**** INFORMATION PROVIDED

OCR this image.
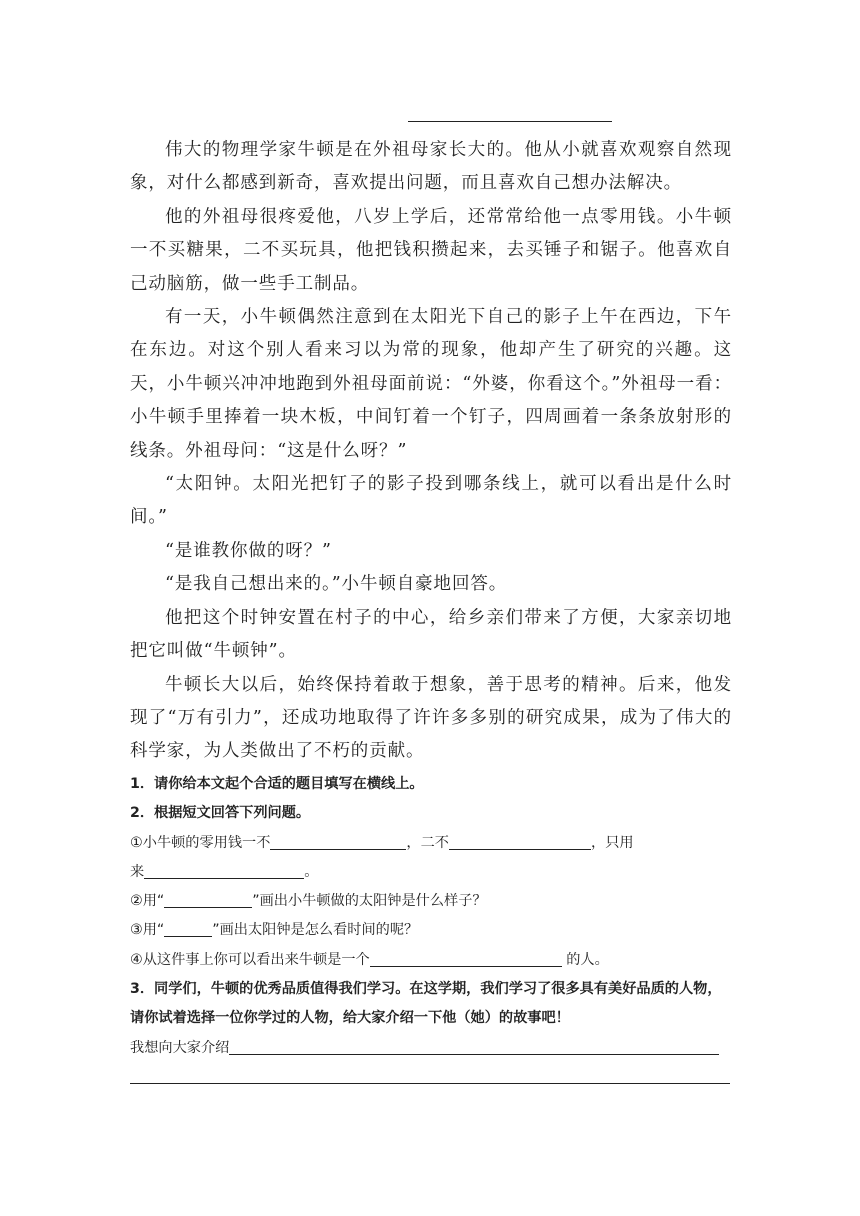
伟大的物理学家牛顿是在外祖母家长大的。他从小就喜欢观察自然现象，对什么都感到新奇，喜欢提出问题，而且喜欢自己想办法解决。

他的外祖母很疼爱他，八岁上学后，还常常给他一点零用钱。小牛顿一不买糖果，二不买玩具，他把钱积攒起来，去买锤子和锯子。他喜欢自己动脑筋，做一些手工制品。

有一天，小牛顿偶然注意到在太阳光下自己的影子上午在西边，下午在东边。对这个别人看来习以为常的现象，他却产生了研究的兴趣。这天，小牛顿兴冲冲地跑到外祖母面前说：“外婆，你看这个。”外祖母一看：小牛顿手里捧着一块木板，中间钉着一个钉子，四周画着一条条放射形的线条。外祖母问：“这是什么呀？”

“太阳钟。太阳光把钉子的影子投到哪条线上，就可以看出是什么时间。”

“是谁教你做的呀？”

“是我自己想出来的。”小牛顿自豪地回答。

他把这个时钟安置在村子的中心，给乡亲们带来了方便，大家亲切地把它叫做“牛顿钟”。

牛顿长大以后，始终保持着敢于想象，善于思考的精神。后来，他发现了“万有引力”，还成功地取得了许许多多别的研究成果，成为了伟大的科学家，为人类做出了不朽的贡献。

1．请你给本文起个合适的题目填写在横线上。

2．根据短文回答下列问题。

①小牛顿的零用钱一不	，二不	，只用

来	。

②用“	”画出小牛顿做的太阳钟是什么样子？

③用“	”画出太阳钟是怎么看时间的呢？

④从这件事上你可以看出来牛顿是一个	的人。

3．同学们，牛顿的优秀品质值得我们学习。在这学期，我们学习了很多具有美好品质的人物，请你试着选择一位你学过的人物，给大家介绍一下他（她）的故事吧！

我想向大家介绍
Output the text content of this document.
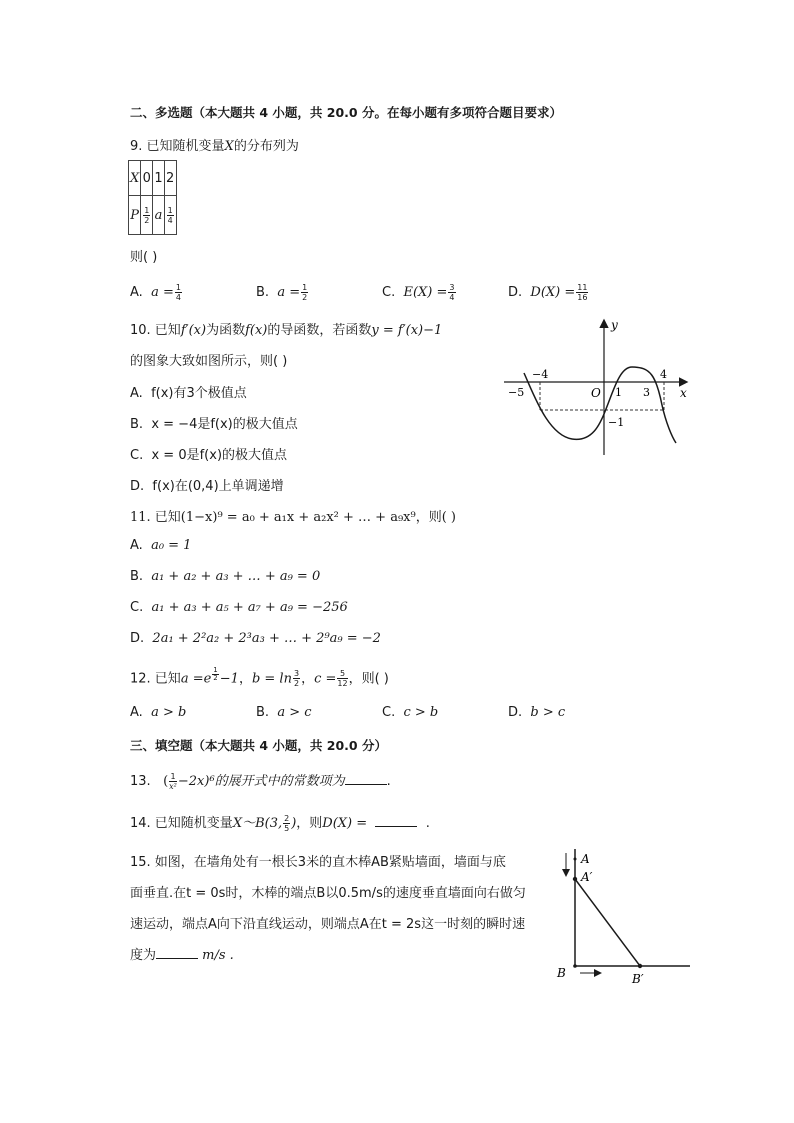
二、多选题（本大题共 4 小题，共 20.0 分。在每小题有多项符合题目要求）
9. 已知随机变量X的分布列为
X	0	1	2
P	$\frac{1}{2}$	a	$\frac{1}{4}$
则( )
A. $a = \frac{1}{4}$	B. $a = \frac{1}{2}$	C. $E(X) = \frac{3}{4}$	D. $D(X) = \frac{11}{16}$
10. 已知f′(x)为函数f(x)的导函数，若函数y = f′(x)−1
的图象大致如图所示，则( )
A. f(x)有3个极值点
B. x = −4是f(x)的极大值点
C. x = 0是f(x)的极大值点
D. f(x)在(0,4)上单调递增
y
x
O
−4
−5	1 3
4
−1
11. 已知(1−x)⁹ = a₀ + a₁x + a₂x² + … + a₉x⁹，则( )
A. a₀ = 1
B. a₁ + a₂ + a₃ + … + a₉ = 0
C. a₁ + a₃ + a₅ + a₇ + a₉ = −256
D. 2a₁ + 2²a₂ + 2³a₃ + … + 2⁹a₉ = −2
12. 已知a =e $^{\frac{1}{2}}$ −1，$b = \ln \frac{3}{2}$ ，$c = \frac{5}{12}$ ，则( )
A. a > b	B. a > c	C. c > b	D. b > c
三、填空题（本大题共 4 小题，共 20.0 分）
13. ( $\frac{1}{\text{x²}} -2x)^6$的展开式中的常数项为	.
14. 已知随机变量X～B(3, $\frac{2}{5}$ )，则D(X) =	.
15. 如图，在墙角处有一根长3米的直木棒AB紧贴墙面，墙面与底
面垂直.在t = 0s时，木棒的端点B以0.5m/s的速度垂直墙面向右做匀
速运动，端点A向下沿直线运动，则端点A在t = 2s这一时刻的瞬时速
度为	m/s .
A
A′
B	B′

********

WORK REQUIRED: Without the images, write out each line of the data verbatim.

THE ANSWER:
OCR this image.
伟大的物理学家牛顿是在外祖母家长大的。他从小就喜欢观察自然现象，对什么都感到新奇，喜欢提出问题，而且喜欢自己想办法解决。

他的外祖母很疼爱他，八岁上学后，还常常给他一点零用钱。小牛顿一不买糖果，二不买玩具，他把钱积攒起来，去买锤子和锯子。他喜欢自己动脑筋，做一些手工制品。

有一天，小牛顿偶然注意到在太阳光下自己的影子上午在西边，下午在东边。对这个别人看来习以为常的现象，他却产生了研究的兴趣。这天，小牛顿兴冲冲地跑到外祖母面前说：“外婆，你看这个。”外祖母一看：小牛顿手里捧着一块木板，中间钉着一个钉子，四周画着一条条放射形的线条。外祖母问：“这是什么呀？”

“太阳钟。太阳光把钉子的影子投到哪条线上，就可以看出是什么时间。”

“是谁教你做的呀？”

“是我自己想出来的。”小牛顿自豪地回答。

他把这个时钟安置在村子的中心，给乡亲们带来了方便，大家亲切地把它叫做“牛顿钟”。

牛顿长大以后，始终保持着敢于想象，善于思考的精神。后来，他发现了“万有引力”，还成功地取得了许许多多别的研究成果，成为了伟大的科学家，为人类做出了不朽的贡献。

1．请你给本文起个合适的题目填写在横线上。

2．根据短文回答下列问题。

①小牛顿的零用钱一不	，二不	，只用

来	。

②用“	”画出小牛顿做的太阳钟是什么样子？

③用“	”画出太阳钟是怎么看时间的呢？

④从这件事上你可以看出来牛顿是一个	的人。

3．同学们，牛顿的优秀品质值得我们学习。在这学期，我们学习了很多具有美好品质的人物，请你试着选择一位你学过的人物，给大家介绍一下他（她）的故事吧！

我想向大家介绍
Output the text content of this document.
二、多选题（本大题共 4 小题，共 20.0 分。在每小题有多项符合题目要求）
9. 已知随机变量X的分布列为
X	0	1	2
P	$\frac{1}{2}$	a	$\frac{1}{4}$
则( )
A. $a = \frac{1}{4}$	B. $a = \frac{1}{2}$	C. $E(X) = \frac{3}{4}$	D. $D(X) = \frac{11}{16}$
10. 已知f′(x)为函数f(x)的导函数，若函数y = f′(x)−1
的图象大致如图所示，则( )
A. f(x)有3个极值点
B. x = −4是f(x)的极大值点
C. x = 0是f(x)的极大值点
D. f(x)在(0,4)上单调递增
y
x
O
−4
−5	1 3
4
−1
11. 已知(1−x)⁹ = a₀ + a₁x + a₂x² + … + a₉x⁹，则( )
A. a₀ = 1
B. a₁ + a₂ + a₃ + … + a₉ = 0
C. a₁ + a₃ + a₅ + a₇ + a₉ = −256
D. 2a₁ + 2²a₂ + 2³a₃ + … + 2⁹a₉ = −2
12. 已知a =e $^{\frac{1}{2}}$ −1，$b = \ln \frac{3}{2}$ ，$c = \frac{5}{12}$ ，则( )
A. a > b	B. a > c	C. c > b	D. b > c
三、填空题（本大题共 4 小题，共 20.0 分）
13. ( $\frac{1}{\text{x²}} -2x)^6$的展开式中的常数项为	.
14. 已知随机变量X～B(3, $\frac{2}{5}$ )，则D(X) =	.
15. 如图，在墙角处有一根长3米的直木棒AB紧贴墙面，墙面与底
面垂直.在t = 0s时，木棒的端点B以0.5m/s的速度垂直墙面向右做匀
速运动，端点A向下沿直线运动，则端点A在t = 2s这一时刻的瞬时速
度为	m/s .
A
A′
B	B′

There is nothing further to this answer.